→ **Text passage**
——————————
My family and I left Phnom Penh in 1983 and lived at Cambodian-Thai border camps. We lived with guerilla forces who were still trying to fight against the Vietnamese and what they called a Puppet Regime in Phnom Penh. We were further indoctrinated to hate the Youn and the bogus government that was taking whatever remained of our country. In 1985, my father was arrested and killed by the Thai authorities. I found myself hating the Youn but co-operating with the Siam who had killed my father because they were helping the refugees at the same time with support from UNHCR. 

In 1987 I left Thailand and arrived in New York City’s Bronx district. It was a big cultural shock for me as I swapped the forests of southeast Asia for one of the world’s most densely populated urban jungles. It took me several years to get used to my new life. Beneath my apartment violent crime and drug dealing were rife. Every day I would hear about someone getting shot in my block or the next. 

I studied at the Theodore Roosevelt High School, where we would have to pass through a metal detector before going to class. Fights would constantly erupt at break times. I often felt I had escaped a war in Cambodia, only to have to deal with another one in the Bronx. 

At first I had both black and white friends at school and around the neighbourhood. But as the violence between different gangs increased, people began to stick to their own kind. The blacks, whites, Hispanics and – I began to notice – Asians(Vietnamese, Cambodian, Laotian, Thai and Chinese) were starting to hang out with each other for protection against other ethnic groups. 

In early 1990, I moved from New York to Lowell, MA. I was still in high school. Lowell, MA is one of many cities and towns in the US that have a diverse culture and many ethnic groups. I played volleyball with teammates from Laos, Vietnam, Thailand, Europe and Africa. 

While in high school I was part of the New Horizon Program, which helped with studying and organised summer employment. I met some of my best friends from Southeast Asia through the programme. Throughout my academic career there were so many teachers, counsellors and administrators who encouraged me to continue my studies and pursue my own version of the American Dream. Many of these special individuals were Vietnamese, Thai and Laotian. When I was doing my doctoral degree in Fresno, CA, I got to know more people from Laos, Thailand and Vietnam. We became close friends. We hung out together every day. We went to the movies, played poker, visited temples and played sport. We became brothers. I couldn’t speak Thai or Vietnamese but English became our common language. 

They looked like the people who killed my father but they were anything but my enemy. We would discuss our histories and could agree to disagree. I knew they were not responsible for what happened in the past. They didn’t perpetrate atrocities against my people. 

Any remaining animosity between Cambodia and Vietnam and Thailand is mostly linked to the past. In many instances, issues and conflicts among the three are the results of politics. In the same way that common folk of many Middle Eastern countries don’t hate the American people, just American foreign policy. I believe the recent incursions into Cambodian territory that led to conflict and bloodshed were not caused by the hatred of the Thai people, just the political situation in Thailand. Most Thais and Cambodians are simply interested in making trade not war. The Thais, Vietnamese and Cambodians share similar aspirations to make their lives better and achieve their goals. They have more things in common than differences. We all want the same from life. We all want to live in peace and freedom. We all want prosperity for our children and grandchildren.
——————————
→ **What to do**
1 - Revise the passage of the Cambodian refugee account that begins at the words "I studied at" and stops after "in the Bronx.", replacing "metal detector" with "security scanner".
2 - Summarize the Cambodian refugee account in two sentences.
Nothing in the lines after the text matters here.
——————————
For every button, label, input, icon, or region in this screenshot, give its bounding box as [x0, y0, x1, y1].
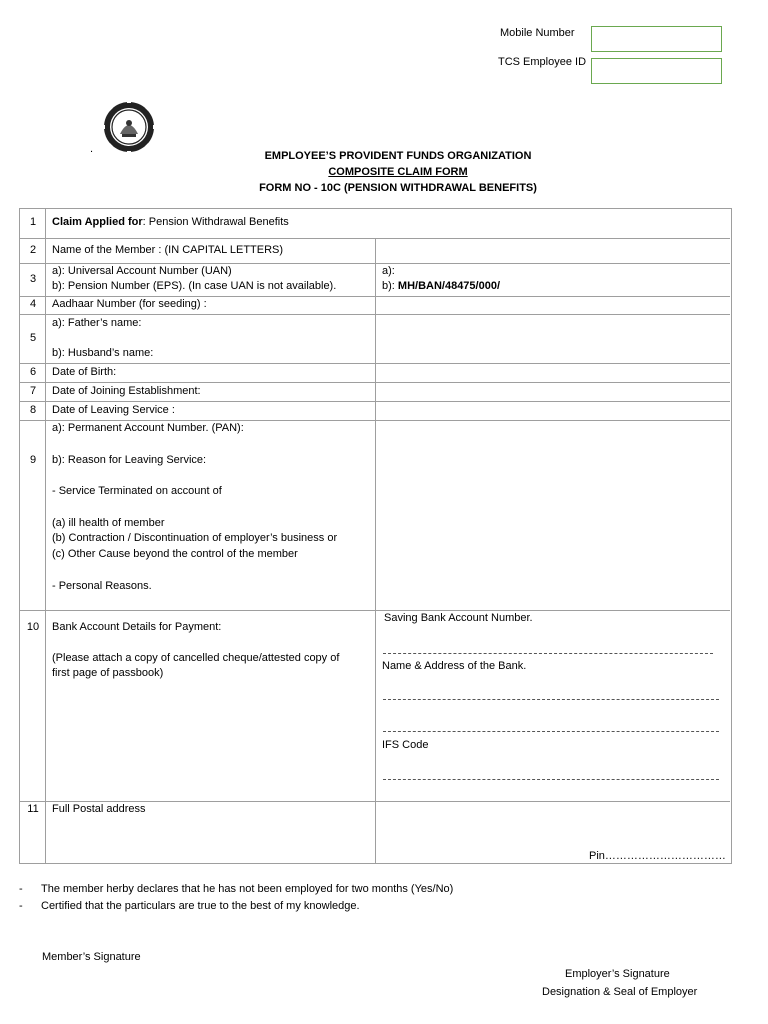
row-divider	[19, 401, 730, 402]
logo-dot: .	[90, 143, 94, 155]
bank-name-line-1[interactable]	[383, 699, 719, 700]
uan-label: a): Universal Account Number (UAN)	[52, 265, 232, 277]
personal-reasons-label: - Personal Reasons.	[52, 580, 152, 592]
claim-applied-value: : Pension Withdrawal Benefits	[142, 216, 289, 228]
row-divider	[19, 238, 730, 239]
bank-note-line-1: (Please attach a copy of cancelled cheque/attested copy of	[52, 652, 340, 664]
reason-option-b: (b) Contraction / Discontinuation of employer’s business or	[52, 532, 338, 544]
row-divider	[19, 296, 730, 297]
saving-account-line[interactable]	[383, 653, 713, 654]
claim-applied-bold: Claim Applied for	[52, 216, 143, 228]
member-name-field[interactable]	[377, 240, 727, 261]
claim-applied-label	[52, 216, 289, 228]
pan-label: a): Permanent Account Number. (PAN):	[52, 422, 244, 434]
row-number: 5	[29, 332, 37, 344]
pension-number-value[interactable]	[382, 280, 500, 292]
row-divider	[19, 420, 730, 421]
employer-signature-label: Employer’s Signature	[565, 968, 670, 980]
leaving-reason-label: b): Reason for Leaving Service:	[52, 454, 207, 466]
mobile-number-field[interactable]	[591, 26, 722, 52]
service-terminated-label: - Service Terminated on account of	[52, 485, 222, 497]
row-divider	[19, 363, 730, 364]
aadhaar-label: Aadhaar Number (for seeding) :	[52, 298, 207, 310]
fathers-name-label: a): Father’s name:	[52, 317, 142, 329]
pension-number-text: MH/BAN/48475/000/	[397, 280, 501, 292]
declaration-employment: The member herby declares that he has not been employed for two months (Yes/No)	[41, 883, 454, 895]
row-number: 3	[29, 273, 37, 285]
bank-details-label: Bank Account Details for Payment:	[52, 621, 222, 633]
org-heading: EMPLOYEE’S PROVIDENT FUNDS ORGANIZATION	[264, 150, 532, 162]
row-divider	[19, 382, 730, 383]
declaration-dash: -	[19, 883, 23, 895]
row-number: 8	[29, 404, 37, 416]
reason-option-a: (a) ill health of member	[52, 517, 165, 529]
member-signature-label: Member’s Signature	[42, 951, 141, 963]
postal-address-label: Full Postal address	[52, 803, 146, 815]
declaration-dash: -	[19, 900, 23, 912]
dol-label: Date of Leaving Service :	[52, 404, 175, 416]
reason-option-c: (c) Other Cause beyond the control of the member	[52, 548, 298, 560]
saving-account-label: Saving Bank Account Number.	[384, 612, 533, 624]
designation-seal-label: Designation & Seal of Employer	[542, 986, 698, 998]
bank-note-line-2: first page of passbook)	[52, 667, 164, 679]
row-number: 6	[29, 366, 37, 378]
ifs-code-line[interactable]	[383, 779, 719, 780]
row-number: 11	[27, 803, 39, 815]
row-number: 7	[29, 385, 37, 397]
pension-number-label: b): Pension Number (EPS). (In case UAN is not available).	[52, 280, 337, 292]
pension-number-prefix: b):	[382, 280, 398, 292]
doj-label: Date of Joining Establishment:	[52, 385, 201, 397]
husbands-name-label: b): Husband’s name:	[52, 347, 154, 359]
row-divider	[19, 801, 730, 802]
uan-value[interactable]: a):	[382, 265, 395, 277]
row-divider	[19, 610, 730, 611]
row-number: 1	[29, 216, 37, 228]
bank-name-line-2[interactable]	[383, 731, 719, 732]
ifs-code-label: IFS Code	[382, 739, 429, 751]
value-column-divider	[375, 238, 376, 863]
member-name-label: Name of the Member : (IN CAPITAL LETTERS)	[52, 244, 284, 256]
dob-label: Date of Birth:	[52, 366, 117, 378]
row-divider	[19, 314, 730, 315]
row-number: 9	[29, 454, 37, 466]
epfo-emblem-icon	[100, 98, 158, 156]
employee-id-field[interactable]	[591, 58, 722, 84]
form-number: FORM NO - 10C (PENSION WITHDRAWAL BENEFITS)	[259, 182, 537, 194]
row-number: 2	[29, 244, 37, 256]
mobile-number-label: Mobile Number	[500, 27, 575, 39]
bank-name-address-label: Name & Address of the Bank.	[382, 660, 527, 672]
row-divider	[19, 263, 730, 264]
form-title: COMPOSITE CLAIM FORM	[328, 166, 468, 178]
employee-id-label: TCS Employee ID	[498, 56, 587, 68]
row-number: 10	[26, 621, 40, 633]
pin-field[interactable]: Pin……………………………	[589, 850, 726, 862]
declaration-certified: Certified that the particulars are true to the best of my knowledge.	[41, 900, 360, 912]
row-number: 4	[29, 298, 37, 310]
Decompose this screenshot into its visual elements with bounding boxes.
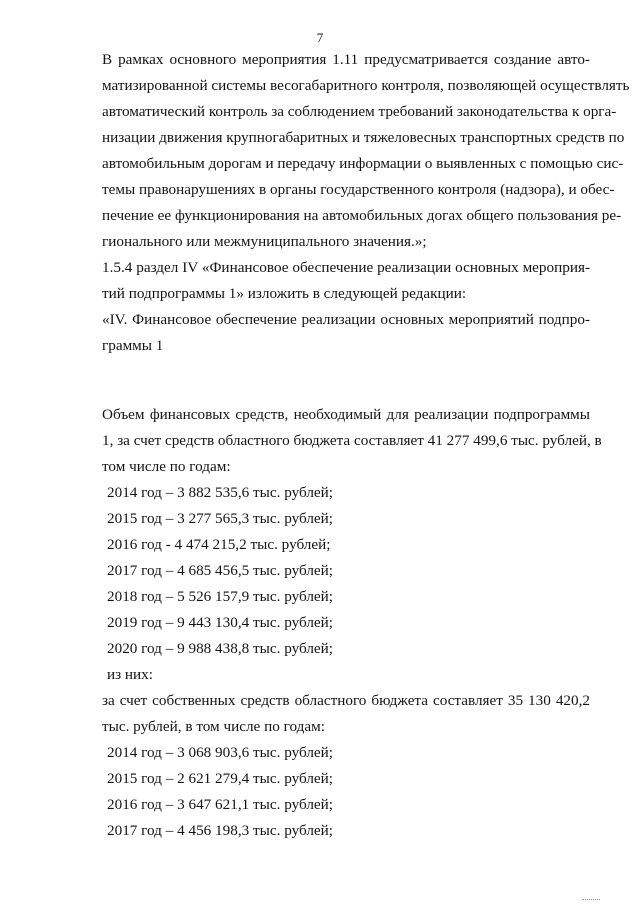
paragraph-own-funds [102,688,590,740]
list-item: 2014 год – 3 068 903,6 тыс. рублей; [107,744,334,761]
text-line: 1.5.4 раздел IV «Финансовое обеспечение реализации основных мероприя- [102,259,590,276]
paragraph-total-funding [102,402,602,480]
paragraph-measure-1-11 [102,47,630,255]
page-number: 7 [316,30,324,45]
list-item: 2017 год – 4 685 456,5 тыс. рублей; [107,562,334,579]
list-item: 2017 год – 4 456 198,3 тыс. рублей; [107,822,334,839]
text-line: «IV. Финансовое обеспечение реализации основных мероприятий подпро- [102,311,590,328]
list-item: 2015 год – 2 621 279,4 тыс. рублей; [107,770,334,787]
list-item: 2018 год – 5 526 157,9 тыс. рублей; [107,588,334,605]
text-line: граммы 1 [102,337,164,354]
text-line: матизированной системы весогабаритного контроля, позволяющей осуществлять [102,77,630,94]
text-line: автоматический контроль за соблюдением требований законодательства к орга- [102,103,617,120]
text-line: В рамках основного мероприятия 1.11 предусматривается создание авто- [102,51,590,68]
list-item: 2020 год – 9 988 438,8 тыс. рублей; [107,640,334,657]
list-item: 2016 год - 4 474 215,2 тыс. рублей; [107,536,331,553]
list-item: 2014 год – 3 882 535,6 тыс. рублей; [107,484,334,501]
text-line: темы правонарушениях в органы государственного контроля (надзора), и обес- [102,181,615,198]
total-funding-by-year-list [102,480,590,662]
text-line: тыс. рублей, в том числе по годам: [102,718,325,735]
document-body [102,47,630,844]
text-line: гионального или межмуниципального значения.»; [102,233,427,250]
text-line: автомобильным дорогам и передачу информации о выявленных с помощью сис- [102,155,624,172]
list-item: 2016 год – 3 647 621,1 тыс. рублей; [107,796,334,813]
text-line: за счет собственных средств областного бюджета составляет 35 130 420,2 [102,692,590,709]
own-funds-by-year-list [102,740,590,844]
text-line: печение ее функционирования на автомобильных догах общего пользования ре- [102,207,622,224]
text-line: 1, за счет средств областного бюджета составляет 41 277 499,6 тыс. рублей, в [102,432,602,449]
scan-artifact [582,899,600,901]
section-heading [102,307,590,359]
paragraph-item-1-5-4 [102,255,590,307]
text-line: тий подпрограммы 1» изложить в следующей редакции: [102,285,467,302]
list-item: 2019 год – 9 443 130,4 тыс. рублей; [107,614,334,631]
list-item: 2015 год – 3 277 565,3 тыс. рублей; [107,510,334,527]
text-line: низации движения крупногабаритных и тяжеловесных транспортных средств по [102,129,625,146]
text-line: Объем финансовых средств, необходимый для реализации подпрограммы [102,406,590,423]
text-line: том числе по годам: [102,458,231,475]
blank-line [102,359,590,402]
of-which-label: из них: [107,666,153,683]
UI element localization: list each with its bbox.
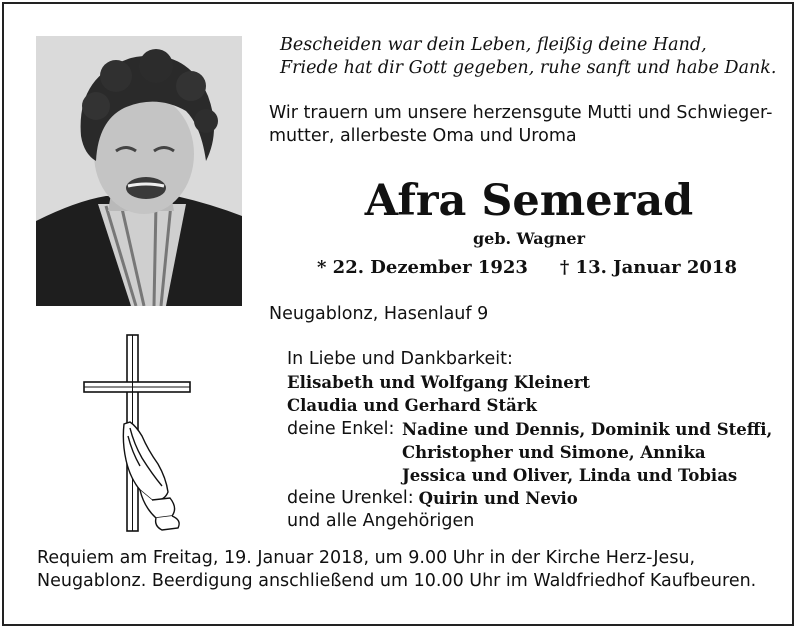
maiden-name: geb. Wagner (472, 229, 586, 248)
verse-line: Bescheiden war dein Leben, fleißig deine Hand, (280, 35, 707, 55)
obituary-notice (2, 2, 794, 626)
mourning-intro (269, 102, 789, 148)
grandchildren-names: Jessica und Oliver, Linda und Tobias (402, 466, 738, 486)
funeral-line: Neugablonz. Beerdigung anschließend um 10.00 Uhr im Waldfriedhof Kaufbeuren. (37, 571, 757, 591)
great-grandchildren-row (287, 487, 787, 510)
life-dates (317, 256, 737, 280)
great-grandchildren-names: Quirin und Nevio (418, 489, 578, 509)
portrait-photo (36, 36, 242, 306)
birth-date: * 22. Dezember 1923 (317, 257, 528, 278)
family-entry: Claudia und Gerhard Stärk (287, 396, 537, 416)
intro-line: Wir trauern um unsere herzensgute Mutti und Schwieger- (269, 103, 773, 123)
verse-line: Friede hat dir Gott gegeben, ruhe sanft und habe Dank. (280, 58, 777, 78)
funeral-details (37, 547, 772, 593)
portrait-illustration (36, 36, 242, 306)
mourners-heading: In Liebe und Dankbarkeit: (287, 349, 513, 369)
grandchildren-names: Nadine und Dennis, Dominik und Steffi, (402, 419, 773, 439)
address: Neugablonz, Hasenlauf 9 (269, 304, 489, 324)
grandchildren-row (287, 441, 787, 464)
family-entry: Elisabeth und Wolfgang Kleinert (287, 373, 591, 393)
memorial-verse (280, 34, 780, 80)
intro-line: mutter, allerbeste Oma und Uroma (269, 126, 577, 146)
death-date: † 13. Januar 2018 (559, 257, 737, 278)
funeral-line: Requiem am Freitag, 19. Januar 2018, um 9.00 Uhr in der Kirche Herz-Jesu, (37, 548, 696, 568)
deceased-name: Afra Semerad (364, 176, 694, 226)
grandchildren-label: deine Enkel: (287, 418, 395, 439)
mourners-list (287, 348, 787, 534)
grandchildren-names: Christopher und Simone, Annika (402, 442, 706, 462)
grandchildren-row (287, 418, 787, 441)
cross-with-praying-hands-icon (82, 332, 192, 534)
great-grandchildren-label: deine Urenkel: (287, 488, 414, 509)
mourners-closing: und alle Angehörigen (287, 511, 475, 532)
grandchildren-row (287, 464, 787, 487)
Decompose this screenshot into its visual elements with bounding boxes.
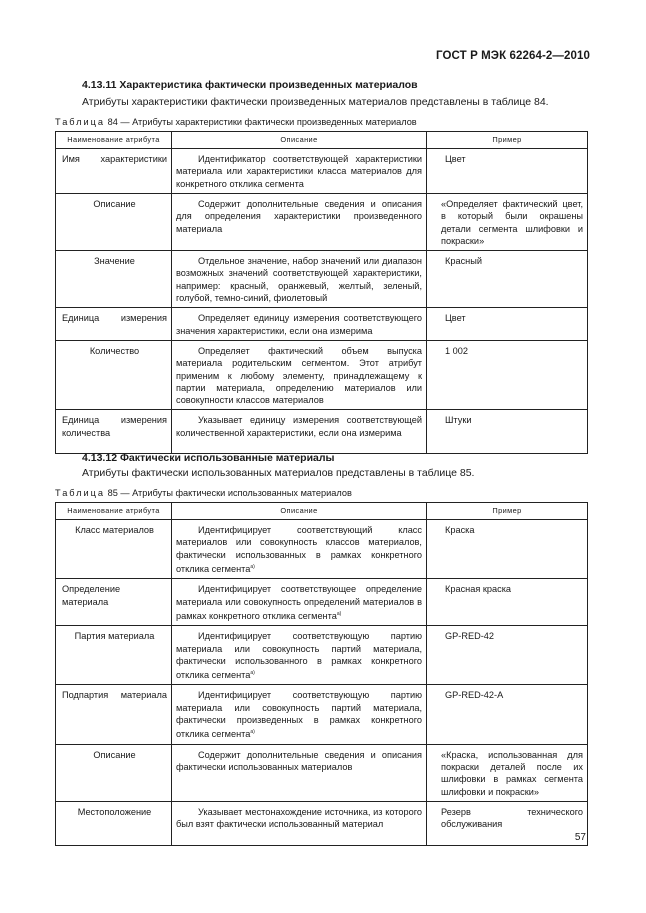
table-row bbox=[56, 801, 588, 845]
table-row bbox=[56, 685, 588, 744]
attribute-name: Класс материалов bbox=[56, 520, 172, 579]
attribute-example: GP-RED-42-A bbox=[427, 685, 588, 744]
attribute-description: Идентификатор соответствующей характеристики материала или характеристики класса материалов для конкретного отклика сегмента bbox=[172, 149, 427, 194]
attribute-name: Единица измерения количества bbox=[56, 410, 172, 454]
attribute-name: Описание bbox=[56, 194, 172, 251]
attribute-example: GP-RED-42 bbox=[427, 626, 588, 685]
table-row bbox=[56, 579, 588, 626]
attribute-description: Содержит дополнительные сведения и описания фактически использованных материалов bbox=[172, 744, 427, 801]
attribute-name: Местоположение bbox=[56, 801, 172, 845]
footnote-mark: а) bbox=[336, 610, 342, 617]
attribute-description: Идентифицирует соответствующую партию материала или совокупность партий материала, фактически произведенных в рамках конкретного отклика сегмента$^{а)}$ bbox=[172, 685, 427, 744]
section-title-4-13-11: 4.13.11 Характеристика фактически произведенных материалов bbox=[82, 79, 418, 91]
table-row bbox=[56, 149, 588, 194]
document-standard-header: ГОСТ Р МЭК 62264-2—2010 bbox=[436, 50, 590, 62]
attribute-example: Цвет bbox=[427, 308, 588, 341]
table-85-caption-text: 85 — Атрибуты фактически использованных материалов bbox=[105, 488, 352, 498]
attribute-description: Содержит дополнительные сведения и описания для определения характеристики произведенного материала bbox=[172, 194, 427, 251]
table-84-header-example: Пример bbox=[427, 132, 588, 149]
table-85-caption bbox=[55, 488, 352, 498]
attribute-name: Количество bbox=[56, 340, 172, 409]
attribute-name: Партия материала bbox=[56, 626, 172, 685]
attribute-name: Подпартия материала bbox=[56, 685, 172, 744]
section-title-4-13-12: 4.13.12 Фактически использованные материалы bbox=[82, 452, 335, 464]
table-84-caption bbox=[55, 117, 417, 127]
attribute-example: 1 002 bbox=[427, 340, 588, 409]
attribute-name: Единица измерения bbox=[56, 308, 172, 341]
table-84-caption-word: Таблица bbox=[55, 117, 106, 127]
table-row bbox=[56, 251, 588, 308]
attribute-name: Определение материала bbox=[56, 579, 172, 626]
table-84-header-description: Описание bbox=[172, 132, 427, 149]
section-text-4-13-11: Атрибуты характеристики фактически произведенных материалов представлены в таблице 84. bbox=[82, 96, 549, 108]
attribute-description: Указывает единицу измерения соответствующей количественной характеристики, если она измерима bbox=[172, 410, 427, 454]
attribute-description: Идентифицирует соответствующее определение материала или совокупность определений материалов в рамках конкретного отклика сегмента$^{а)}$ bbox=[172, 579, 427, 626]
table-85 bbox=[55, 502, 588, 846]
table-row bbox=[56, 308, 588, 341]
table-85-header-name: Наименование атрибута bbox=[56, 503, 172, 520]
attribute-example: Штуки bbox=[427, 410, 588, 454]
attribute-example: Резерв технического обслуживания bbox=[427, 801, 588, 845]
attribute-example: «Определяет фактический цвет, в который были окрашены детали сегмента шлифовки и покраски» bbox=[427, 194, 588, 251]
table-85-header-description: Описание bbox=[172, 503, 427, 520]
attribute-example: Краска bbox=[427, 520, 588, 579]
table-row bbox=[56, 194, 588, 251]
attribute-description: Отдельное значение, набор значений или диапазон возможных значений соответствующей характеристики, например: красный, оранжевый, желтый, зеленый, голубой, темно-синий, фиолетовый bbox=[172, 251, 427, 308]
attribute-name: Описание bbox=[56, 744, 172, 801]
attribute-description: Идентифицирует соответствующий класс материалов или совокупность классов материалов, фактически использованных в рамках конкретного отклика сегмента$^{а)}$ bbox=[172, 520, 427, 579]
table-row bbox=[56, 410, 588, 454]
attribute-example: Цвет bbox=[427, 149, 588, 194]
page-number: 57 bbox=[574, 832, 586, 843]
attribute-example: Красная краска bbox=[427, 579, 588, 626]
table-row bbox=[56, 340, 588, 409]
footnote-mark: а) bbox=[250, 670, 255, 677]
attribute-name: Имя характеристики bbox=[56, 149, 172, 194]
table-85-header-example: Пример bbox=[427, 503, 588, 520]
attribute-example: Красный bbox=[427, 251, 588, 308]
attribute-description: Определяет единицу измерения соответствующего значения характеристики, если она измерима bbox=[172, 308, 427, 341]
attribute-description: Указывает местонахождение источника, из которого был взят фактически использованный материал bbox=[172, 801, 427, 845]
footnote-mark: а) bbox=[250, 563, 255, 570]
table-85-caption-word: Таблица bbox=[55, 488, 106, 498]
table-row bbox=[56, 520, 588, 579]
attribute-description: Определяет фактический объем выпуска материала родительским сегментом. Этот атрибут применим к любому элементу, принадлежащему к партии материала, определению материалов или совокупности классов материалов bbox=[172, 340, 427, 409]
table-84-caption-text: 84 — Атрибуты характеристики фактически произведенных материалов bbox=[105, 117, 417, 127]
table-row bbox=[56, 626, 588, 685]
section-text-4-13-12: Атрибуты фактически использованных материалов представлены в таблице 85. bbox=[82, 467, 475, 479]
footnote-mark: а) bbox=[250, 729, 255, 736]
table-84-header-name: Наименование атрибута bbox=[56, 132, 172, 149]
attribute-example: «Краска, использованная для покраски деталей после их шлифовки в рамках сегмента шлифовки и покраски» bbox=[427, 744, 588, 801]
table-row bbox=[56, 744, 588, 801]
attribute-name: Значение bbox=[56, 251, 172, 308]
table-84 bbox=[55, 131, 588, 454]
attribute-description: Идентифицирует соответствующую партию материала или совокупность партий материала, фактически использованного в рамках конкретного отклика сегмента$^{а)}$ bbox=[172, 626, 427, 685]
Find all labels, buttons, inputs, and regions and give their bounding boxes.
——————————
→ **Exercise responses**
1 -
I studied at the Theodore Roosevelt High School, where we would have to pass through a security scanner before going to class. Fights would constantly erupt at break times. I often felt I had escaped a war in Cambodia, only to have to deal with another one in the Bronx.

2 - The writer left Phnom Penh in 1983 for the Cambodian-Thai border camps, where Thai authorities killed the writer's father in 1985, and in 1987 moved to the Bronx, where school violence and ethnic division felt like another war. After later years in Lowell and doctoral study in Fresno brought close friendships with Laotian, Thai and Vietnamese people, the writer came to see remaining animosity among Cambodia, Vietnam and Thailand as rooted in past politics rather than in the peoples, who all want peace, freedom and prosperity.